▶ _WHAT IS NEEDED_
Print the data exactly as it is given, please.

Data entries
::::::

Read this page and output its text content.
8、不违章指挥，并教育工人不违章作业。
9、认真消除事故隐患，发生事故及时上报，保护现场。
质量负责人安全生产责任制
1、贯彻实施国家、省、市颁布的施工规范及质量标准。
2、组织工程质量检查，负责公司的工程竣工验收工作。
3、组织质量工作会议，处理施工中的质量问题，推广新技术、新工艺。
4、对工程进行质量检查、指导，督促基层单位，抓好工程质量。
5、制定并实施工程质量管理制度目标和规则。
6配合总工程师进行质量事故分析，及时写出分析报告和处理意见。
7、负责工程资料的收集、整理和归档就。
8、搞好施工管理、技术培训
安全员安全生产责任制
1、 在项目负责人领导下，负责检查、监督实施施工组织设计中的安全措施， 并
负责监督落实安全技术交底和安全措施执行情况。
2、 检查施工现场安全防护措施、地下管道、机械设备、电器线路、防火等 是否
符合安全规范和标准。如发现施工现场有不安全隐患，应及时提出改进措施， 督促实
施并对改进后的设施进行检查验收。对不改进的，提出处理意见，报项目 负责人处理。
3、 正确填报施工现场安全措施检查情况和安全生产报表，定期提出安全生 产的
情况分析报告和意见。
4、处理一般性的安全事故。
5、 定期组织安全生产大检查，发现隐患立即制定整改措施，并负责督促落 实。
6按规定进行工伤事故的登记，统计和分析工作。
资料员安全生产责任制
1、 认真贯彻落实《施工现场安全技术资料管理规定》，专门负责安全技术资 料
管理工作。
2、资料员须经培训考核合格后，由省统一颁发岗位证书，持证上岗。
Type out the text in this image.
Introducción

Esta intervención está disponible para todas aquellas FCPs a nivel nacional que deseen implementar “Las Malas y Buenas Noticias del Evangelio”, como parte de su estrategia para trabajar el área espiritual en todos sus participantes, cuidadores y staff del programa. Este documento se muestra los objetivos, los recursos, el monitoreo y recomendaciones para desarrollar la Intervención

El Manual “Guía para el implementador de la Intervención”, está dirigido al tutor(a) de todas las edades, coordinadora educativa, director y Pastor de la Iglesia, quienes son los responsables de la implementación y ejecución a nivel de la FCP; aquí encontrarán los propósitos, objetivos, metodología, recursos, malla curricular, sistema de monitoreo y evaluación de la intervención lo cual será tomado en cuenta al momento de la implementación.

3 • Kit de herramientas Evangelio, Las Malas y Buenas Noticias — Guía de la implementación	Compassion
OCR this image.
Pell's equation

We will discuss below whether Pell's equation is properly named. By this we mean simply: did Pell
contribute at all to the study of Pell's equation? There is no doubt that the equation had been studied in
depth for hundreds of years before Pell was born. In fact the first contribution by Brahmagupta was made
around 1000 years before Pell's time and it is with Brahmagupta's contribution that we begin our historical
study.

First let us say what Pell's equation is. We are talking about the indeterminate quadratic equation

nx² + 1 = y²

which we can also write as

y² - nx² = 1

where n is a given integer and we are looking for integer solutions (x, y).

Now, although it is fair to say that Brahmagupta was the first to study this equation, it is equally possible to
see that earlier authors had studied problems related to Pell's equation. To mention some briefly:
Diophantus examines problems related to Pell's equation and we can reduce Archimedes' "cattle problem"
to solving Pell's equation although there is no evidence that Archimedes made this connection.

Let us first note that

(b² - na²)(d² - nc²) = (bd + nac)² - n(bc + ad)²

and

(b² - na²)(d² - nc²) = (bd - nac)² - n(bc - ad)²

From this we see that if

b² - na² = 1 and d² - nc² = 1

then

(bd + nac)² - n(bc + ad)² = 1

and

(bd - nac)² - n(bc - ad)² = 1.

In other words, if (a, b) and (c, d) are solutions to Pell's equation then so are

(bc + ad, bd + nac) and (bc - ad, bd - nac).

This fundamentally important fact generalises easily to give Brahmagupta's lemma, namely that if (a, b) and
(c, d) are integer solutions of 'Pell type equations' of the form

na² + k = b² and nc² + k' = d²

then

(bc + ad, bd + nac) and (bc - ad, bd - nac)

::::::

▶ _SOLUTION TO THE EXERCISE_
Read this page and output its text content.
8、不违章指挥，并教育工人不违章作业。
9、认真消除事故隐患，发生事故及时上报，保护现场。
质量负责人安全生产责任制
1、贯彻实施国家、省、市颁布的施工规范及质量标准。
2、组织工程质量检查，负责公司的工程竣工验收工作。
3、组织质量工作会议，处理施工中的质量问题，推广新技术、新工艺。
4、对工程进行质量检查、指导，督促基层单位，抓好工程质量。
5、制定并实施工程质量管理制度目标和规则。
6配合总工程师进行质量事故分析，及时写出分析报告和处理意见。
7、负责工程资料的收集、整理和归档就。
8、搞好施工管理、技术培训
安全员安全生产责任制
1、 在项目负责人领导下，负责检查、监督实施施工组织设计中的安全措施， 并
负责监督落实安全技术交底和安全措施执行情况。
2、 检查施工现场安全防护措施、地下管道、机械设备、电器线路、防火等 是否
符合安全规范和标准。如发现施工现场有不安全隐患，应及时提出改进措施， 督促实
施并对改进后的设施进行检查验收。对不改进的，提出处理意见，报项目 负责人处理。
3、 正确填报施工现场安全措施检查情况和安全生产报表，定期提出安全生 产的
情况分析报告和意见。
4、处理一般性的安全事故。
5、 定期组织安全生产大检查，发现隐患立即制定整改措施，并负责督促落 实。
6按规定进行工伤事故的登记，统计和分析工作。
资料员安全生产责任制
1、 认真贯彻落实《施工现场安全技术资料管理规定》，专门负责安全技术资 料
管理工作。
2、资料员须经培训考核合格后，由省统一颁发岗位证书，持证上岗。
Type out the text in this image.
Introducción

Esta intervención está disponible para todas aquellas FCPs a nivel nacional que deseen implementar “Las Malas y Buenas Noticias del Evangelio”, como parte de su estrategia para trabajar el área espiritual en todos sus participantes, cuidadores y staff del programa. Este documento se muestra los objetivos, los recursos, el monitoreo y recomendaciones para desarrollar la Intervención

El Manual “Guía para el implementador de la Intervención”, está dirigido al tutor(a) de todas las edades, coordinadora educativa, director y Pastor de la Iglesia, quienes son los responsables de la implementación y ejecución a nivel de la FCP; aquí encontrarán los propósitos, objetivos, metodología, recursos, malla curricular, sistema de monitoreo y evaluación de la intervención lo cual será tomado en cuenta al momento de la implementación.

3 • Kit de herramientas Evangelio, Las Malas y Buenas Noticias — Guía de la implementación	Compassion
OCR this image.
Pell's equation

We will discuss below whether Pell's equation is properly named. By this we mean simply: did Pell
contribute at all to the study of Pell's equation? There is no doubt that the equation had been studied in
depth for hundreds of years before Pell was born. In fact the first contribution by Brahmagupta was made
around 1000 years before Pell's time and it is with Brahmagupta's contribution that we begin our historical
study.

First let us say what Pell's equation is. We are talking about the indeterminate quadratic equation

nx² + 1 = y²

which we can also write as

y² - nx² = 1

where n is a given integer and we are looking for integer solutions (x, y).

Now, although it is fair to say that Brahmagupta was the first to study this equation, it is equally possible to
see that earlier authors had studied problems related to Pell's equation. To mention some briefly:
Diophantus examines problems related to Pell's equation and we can reduce Archimedes' "cattle problem"
to solving Pell's equation although there is no evidence that Archimedes made this connection.

Let us first note that

(b² - na²)(d² - nc²) = (bd + nac)² - n(bc + ad)²

and

(b² - na²)(d² - nc²) = (bd - nac)² - n(bc - ad)²

From this we see that if

b² - na² = 1 and d² - nc² = 1

then

(bd + nac)² - n(bc + ad)² = 1

and

(bd - nac)² - n(bc - ad)² = 1.

In other words, if (a, b) and (c, d) are solutions to Pell's equation then so are

(bc + ad, bd + nac) and (bc - ad, bd - nac).

This fundamentally important fact generalises easily to give Brahmagupta's lemma, namely that if (a, b) and
(c, d) are integer solutions of 'Pell type equations' of the form

na² + k = b² and nc² + k' = d²

then

(bc + ad, bd + nac) and (bc - ad, bd - nac)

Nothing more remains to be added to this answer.